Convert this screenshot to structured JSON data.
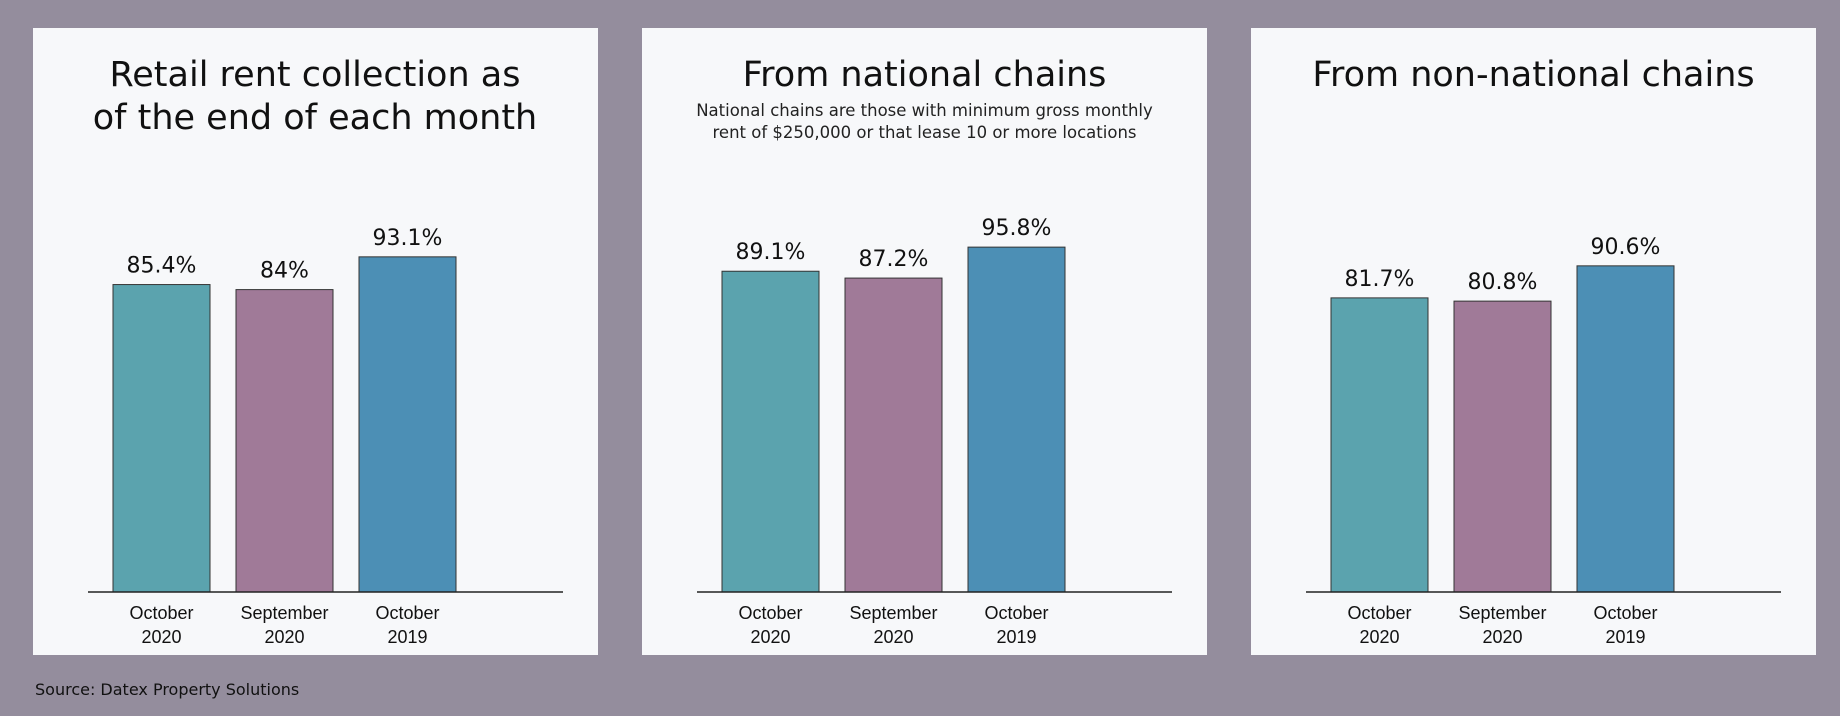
{
  "source": "Source: Datex Property Solutions",
  "colors": [
    "#5ba3ae",
    "#a07a98",
    "#4c8fb5"
  ],
  "chart_data": [
    {
      "type": "bar",
      "title": "Retail rent collection as of the end of each month",
      "subtitle": "",
      "categories": [
        [
          "October",
          "2020"
        ],
        [
          "September",
          "2020"
        ],
        [
          "October",
          "2019"
        ]
      ],
      "values": [
        85.4,
        84,
        93.1
      ],
      "value_labels": [
        "85.4%",
        "84%",
        "93.1%"
      ],
      "ylim": [
        0,
        100
      ]
    },
    {
      "type": "bar",
      "title": "From national chains",
      "subtitle": "National chains are those with minimum gross monthly rent of $250,000 or that lease 10 or more locations",
      "categories": [
        [
          "October",
          "2020"
        ],
        [
          "September",
          "2020"
        ],
        [
          "October",
          "2019"
        ]
      ],
      "values": [
        89.1,
        87.2,
        95.8
      ],
      "value_labels": [
        "89.1%",
        "87.2%",
        "95.8%"
      ],
      "ylim": [
        0,
        100
      ]
    },
    {
      "type": "bar",
      "title": "From non-national chains",
      "subtitle": "",
      "categories": [
        [
          "October",
          "2020"
        ],
        [
          "September",
          "2020"
        ],
        [
          "October",
          "2019"
        ]
      ],
      "values": [
        81.7,
        80.8,
        90.6
      ],
      "value_labels": [
        "81.7%",
        "80.8%",
        "90.6%"
      ],
      "ylim": [
        0,
        100
      ]
    }
  ]
}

→ WHAT THE TASK ASKS
Drop the pictures and reproduce the rest of the entries above exactly.

→ ANSWER FOR THE TASK
Convert this screenshot to structured JSON data.
{
  "source": "Source: Datex Property Solutions",
  "colors": [
    "#5ba3ae",
    "#a07a98",
    "#4c8fb5"
  ],
  "chart_data": [
    {
      "type": "bar",
      "title": "Retail rent collection as of the end of each month",
      "subtitle": "",
      "categories": [
        [
          "October",
          "2020"
        ],
        [
          "September",
          "2020"
        ],
        [
          "October",
          "2019"
        ]
      ],
      "values": [
        85.4,
        84,
        93.1
      ],
      "value_labels": [
        "85.4%",
        "84%",
        "93.1%"
      ],
      "ylim": [
        0,
        100
      ]
    },
    {
      "type": "bar",
      "title": "From national chains",
      "subtitle": "National chains are those with minimum gross monthly rent of $250,000 or that lease 10 or more locations",
      "categories": [
        [
          "October",
          "2020"
        ],
        [
          "September",
          "2020"
        ],
        [
          "October",
          "2019"
        ]
      ],
      "values": [
        89.1,
        87.2,
        95.8
      ],
      "value_labels": [
        "89.1%",
        "87.2%",
        "95.8%"
      ],
      "ylim": [
        0,
        100
      ]
    },
    {
      "type": "bar",
      "title": "From non-national chains",
      "subtitle": "",
      "categories": [
        [
          "October",
          "2020"
        ],
        [
          "September",
          "2020"
        ],
        [
          "October",
          "2019"
        ]
      ],
      "values": [
        81.7,
        80.8,
        90.6
      ],
      "value_labels": [
        "81.7%",
        "80.8%",
        "90.6%"
      ],
      "ylim": [
        0,
        100
      ]
    }
  ]
}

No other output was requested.